* [EXERCISE PROMPT]
Transcribe all the entries word for word, but omit the images.

* [RECORDS TO USE]
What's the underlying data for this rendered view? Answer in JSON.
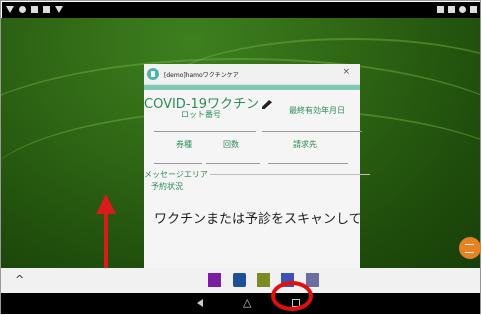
{
  "dialog": {
    "title": "[demo]hamoワクチンケア",
    "close_label": "×"
  },
  "form": {
    "vaccine_title": "COVID-19ワクチン",
    "lot_label": "ロット番号",
    "expiry_label": "最終有効年月日",
    "ticket_label": "券種",
    "count_label": "回数",
    "billing_label": "請求先",
    "message_area_label": "メッセージエリア",
    "reservation_label": "予約状況",
    "scan_message": "ワクチンまたは予診をスキャンして"
  },
  "taskbar": {
    "caret": "^"
  },
  "navbar": {
    "home": "△"
  },
  "colors": {
    "accent_green": "#2e8b57",
    "fab_orange": "#e8811f",
    "annotation_red": "#d81b1b"
  }
}
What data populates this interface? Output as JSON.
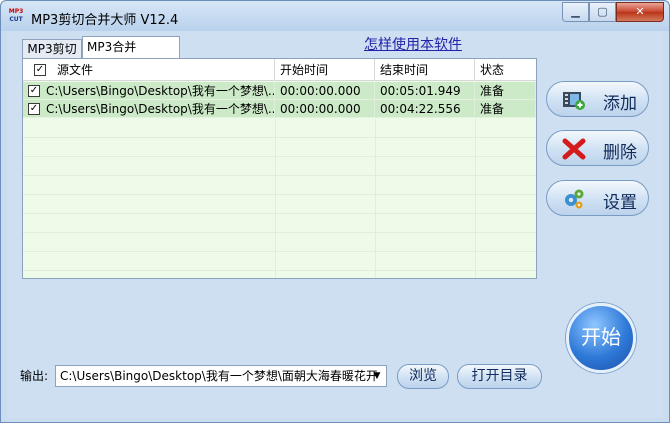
{
  "window": {
    "icon_top": "MP3",
    "icon_bottom": "CUT",
    "title": "MP3剪切合并大师 V12.4",
    "controls": {
      "minimize": "▁",
      "maximize": "▢",
      "close": "✕"
    }
  },
  "tabs": [
    {
      "label": "MP3剪切",
      "selected": false
    },
    {
      "label": "MP3合并",
      "selected": true
    }
  ],
  "help_link": "怎样使用本软件",
  "table": {
    "header_checked": "✓",
    "columns": [
      "源文件",
      "开始时间",
      "结束时间",
      "状态"
    ],
    "rows": [
      {
        "checked": "✓",
        "source": "C:\\Users\\Bingo\\Desktop\\我有一个梦想\\...",
        "start": "00:00:00.000",
        "end": "00:05:01.949",
        "status": "准备"
      },
      {
        "checked": "✓",
        "source": "C:\\Users\\Bingo\\Desktop\\我有一个梦想\\...",
        "start": "00:00:00.000",
        "end": "00:04:22.556",
        "status": "准备"
      }
    ]
  },
  "side_buttons": {
    "add": "添加",
    "delete": "删除",
    "settings": "设置"
  },
  "start_button": "开始",
  "output": {
    "label": "输出:",
    "value": "C:\\Users\\Bingo\\Desktop\\我有一个梦想\\面朝大海春暖花开",
    "arrow": "▼"
  },
  "browse_button": "浏览",
  "open_dir_button": "打开目录",
  "colors": {
    "row_selected": "#cdeac8",
    "grid_bg": "#eefbe9",
    "window_bg": "#cddff1",
    "start_blue": "#2e79d8"
  }
}
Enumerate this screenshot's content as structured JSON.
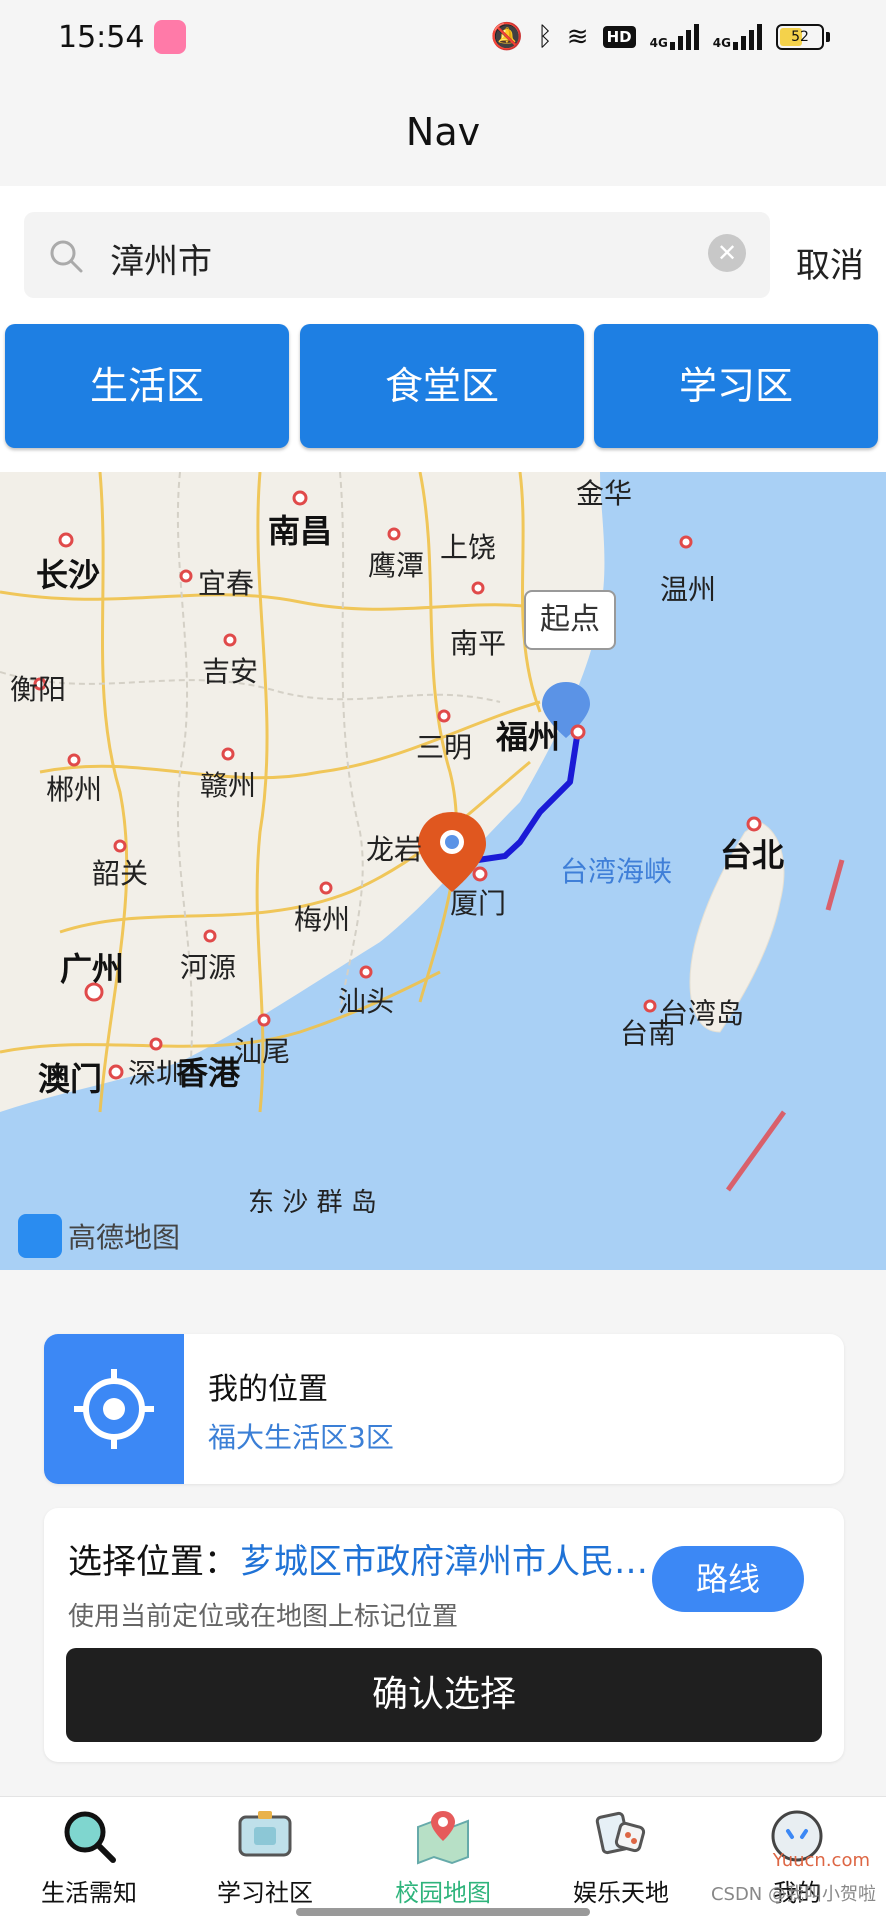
{
  "status_bar": {
    "time": "15:54",
    "icons": [
      "mute-icon",
      "bluetooth-icon",
      "wifi-icon",
      "hd-icon",
      "signal-4g-icon",
      "signal-4g-icon",
      "battery-icon"
    ],
    "hd_label": "HD",
    "network_label": "4G",
    "battery": "52"
  },
  "header": {
    "title": "Nav"
  },
  "search": {
    "value": "漳州市",
    "cancel_label": "取消"
  },
  "categories": [
    {
      "label": "生活区"
    },
    {
      "label": "食堂区"
    },
    {
      "label": "学习区"
    }
  ],
  "map": {
    "labels": [
      {
        "text": "南昌",
        "big": true
      },
      {
        "text": "长沙",
        "big": true
      },
      {
        "text": "宜春"
      },
      {
        "text": "鹰潭"
      },
      {
        "text": "上饶"
      },
      {
        "text": "金华"
      },
      {
        "text": "温州"
      },
      {
        "text": "南平"
      },
      {
        "text": "衡阳"
      },
      {
        "text": "吉安"
      },
      {
        "text": "三明"
      },
      {
        "text": "福州",
        "big": true
      },
      {
        "text": "郴州"
      },
      {
        "text": "赣州"
      },
      {
        "text": "龙岩"
      },
      {
        "text": "台北",
        "big": true
      },
      {
        "text": "韶关"
      },
      {
        "text": "梅州"
      },
      {
        "text": "厦门"
      },
      {
        "text": "广州",
        "big": true
      },
      {
        "text": "河源"
      },
      {
        "text": "汕头"
      },
      {
        "text": "台湾岛"
      },
      {
        "text": "台南"
      },
      {
        "text": "汕尾"
      },
      {
        "text": "深圳"
      },
      {
        "text": "香港",
        "big": true
      },
      {
        "text": "澳门",
        "big": true
      },
      {
        "text": "东 沙 群 岛"
      }
    ],
    "sea_label": "台湾海峡",
    "callout": "起点",
    "logo_text": "高德地图",
    "route_color": "#1a1ad6",
    "end_marker_color": "#e0571f",
    "start_marker_color": "#5b93e6"
  },
  "location_card": {
    "title": "我的位置",
    "subtitle": "福大生活区3区",
    "icon": "locate-icon"
  },
  "select_card": {
    "label": "选择位置：",
    "value": "芗城区市政府漳州市人民政府",
    "hint": "使用当前定位或在地图上标记位置",
    "route_label": "路线",
    "confirm_label": "确认选择"
  },
  "tabs": [
    {
      "label": "生活需知",
      "icon": "magnifier-icon",
      "active": false
    },
    {
      "label": "学习社区",
      "icon": "monitor-icon",
      "active": false
    },
    {
      "label": "校园地图",
      "icon": "map-icon",
      "active": true
    },
    {
      "label": "娱乐天地",
      "icon": "cards-icon",
      "active": false
    },
    {
      "label": "我的",
      "icon": "face-icon",
      "active": false
    }
  ],
  "watermark": "CSDN @我叫小贺啦",
  "watermark_site": "Yuucn.com",
  "colors": {
    "accent": "#1e7fe3",
    "active_tab": "#2fb47c",
    "link": "#1f72d6"
  }
}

* [ANSWER IN FULL]
What's the underlying data for this rendered view? Answer in JSON.
{
  "dialog": {
    "title": "[demo]hamoワクチンケア",
    "close_label": "×"
  },
  "form": {
    "vaccine_title": "COVID-19ワクチン",
    "lot_label": "ロット番号",
    "expiry_label": "最終有効年月日",
    "ticket_label": "券種",
    "count_label": "回数",
    "billing_label": "請求先",
    "message_area_label": "メッセージエリア",
    "reservation_label": "予約状況",
    "scan_message": "ワクチンまたは予診をスキャンして"
  },
  "taskbar": {
    "caret": "^"
  },
  "navbar": {
    "home": "△"
  },
  "colors": {
    "accent_green": "#2e8b57",
    "fab_orange": "#e8811f",
    "annotation_red": "#d81b1b"
  }
}
What data populates this interface? Output as JSON.
{
  "window": {
    "icon_top": "MP3",
    "icon_bottom": "CUT",
    "title": "MP3剪切合并大师 V12.4",
    "controls": {
      "minimize": "▁",
      "maximize": "▢",
      "close": "✕"
    }
  },
  "tabs": [
    {
      "label": "MP3剪切",
      "selected": false
    },
    {
      "label": "MP3合并",
      "selected": true
    }
  ],
  "help_link": "怎样使用本软件",
  "table": {
    "header_checked": "✓",
    "columns": [
      "源文件",
      "开始时间",
      "结束时间",
      "状态"
    ],
    "rows": [
      {
        "checked": "✓",
        "source": "C:\\Users\\Bingo\\Desktop\\我有一个梦想\\...",
        "start": "00:00:00.000",
        "end": "00:05:01.949",
        "status": "准备"
      },
      {
        "checked": "✓",
        "source": "C:\\Users\\Bingo\\Desktop\\我有一个梦想\\...",
        "start": "00:00:00.000",
        "end": "00:04:22.556",
        "status": "准备"
      }
    ]
  },
  "side_buttons": {
    "add": "添加",
    "delete": "删除",
    "settings": "设置"
  },
  "start_button": "开始",
  "output": {
    "label": "输出:",
    "value": "C:\\Users\\Bingo\\Desktop\\我有一个梦想\\面朝大海春暖花开",
    "arrow": "▼"
  },
  "browse_button": "浏览",
  "open_dir_button": "打开目录",
  "colors": {
    "row_selected": "#cdeac8",
    "grid_bg": "#eefbe9",
    "window_bg": "#cddff1",
    "start_blue": "#2e79d8"
  }
}
Enumerate this screenshot's content as structured JSON.
{
  "status_bar": {
    "time": "15:54",
    "icons": [
      "mute-icon",
      "bluetooth-icon",
      "wifi-icon",
      "hd-icon",
      "signal-4g-icon",
      "signal-4g-icon",
      "battery-icon"
    ],
    "hd_label": "HD",
    "network_label": "4G",
    "battery": "52"
  },
  "header": {
    "title": "Nav"
  },
  "search": {
    "value": "漳州市",
    "cancel_label": "取消"
  },
  "categories": [
    {
      "label": "生活区"
    },
    {
      "label": "食堂区"
    },
    {
      "label": "学习区"
    }
  ],
  "map": {
    "labels": [
      {
        "text": "南昌",
        "big": true
      },
      {
        "text": "长沙",
        "big": true
      },
      {
        "text": "宜春"
      },
      {
        "text": "鹰潭"
      },
      {
        "text": "上饶"
      },
      {
        "text": "金华"
      },
      {
        "text": "温州"
      },
      {
        "text": "南平"
      },
      {
        "text": "衡阳"
      },
      {
        "text": "吉安"
      },
      {
        "text": "三明"
      },
      {
        "text": "福州",
        "big": true
      },
      {
        "text": "郴州"
      },
      {
        "text": "赣州"
      },
      {
        "text": "龙岩"
      },
      {
        "text": "台北",
        "big": true
      },
      {
        "text": "韶关"
      },
      {
        "text": "梅州"
      },
      {
        "text": "厦门"
      },
      {
        "text": "广州",
        "big": true
      },
      {
        "text": "河源"
      },
      {
        "text": "汕头"
      },
      {
        "text": "台湾岛"
      },
      {
        "text": "台南"
      },
      {
        "text": "汕尾"
      },
      {
        "text": "深圳"
      },
      {
        "text": "香港",
        "big": true
      },
      {
        "text": "澳门",
        "big": true
      },
      {
        "text": "东 沙 群 岛"
      }
    ],
    "sea_label": "台湾海峡",
    "callout": "起点",
    "logo_text": "高德地图",
    "route_color": "#1a1ad6",
    "end_marker_color": "#e0571f",
    "start_marker_color": "#5b93e6"
  },
  "location_card": {
    "title": "我的位置",
    "subtitle": "福大生活区3区",
    "icon": "locate-icon"
  },
  "select_card": {
    "label": "选择位置：",
    "value": "芗城区市政府漳州市人民政府",
    "hint": "使用当前定位或在地图上标记位置",
    "route_label": "路线",
    "confirm_label": "确认选择"
  },
  "tabs": [
    {
      "label": "生活需知",
      "icon": "magnifier-icon",
      "active": false
    },
    {
      "label": "学习社区",
      "icon": "monitor-icon",
      "active": false
    },
    {
      "label": "校园地图",
      "icon": "map-icon",
      "active": true
    },
    {
      "label": "娱乐天地",
      "icon": "cards-icon",
      "active": false
    },
    {
      "label": "我的",
      "icon": "face-icon",
      "active": false
    }
  ],
  "watermark": "CSDN @我叫小贺啦",
  "watermark_site": "Yuucn.com",
  "colors": {
    "accent": "#1e7fe3",
    "active_tab": "#2fb47c",
    "link": "#1f72d6"
  }
}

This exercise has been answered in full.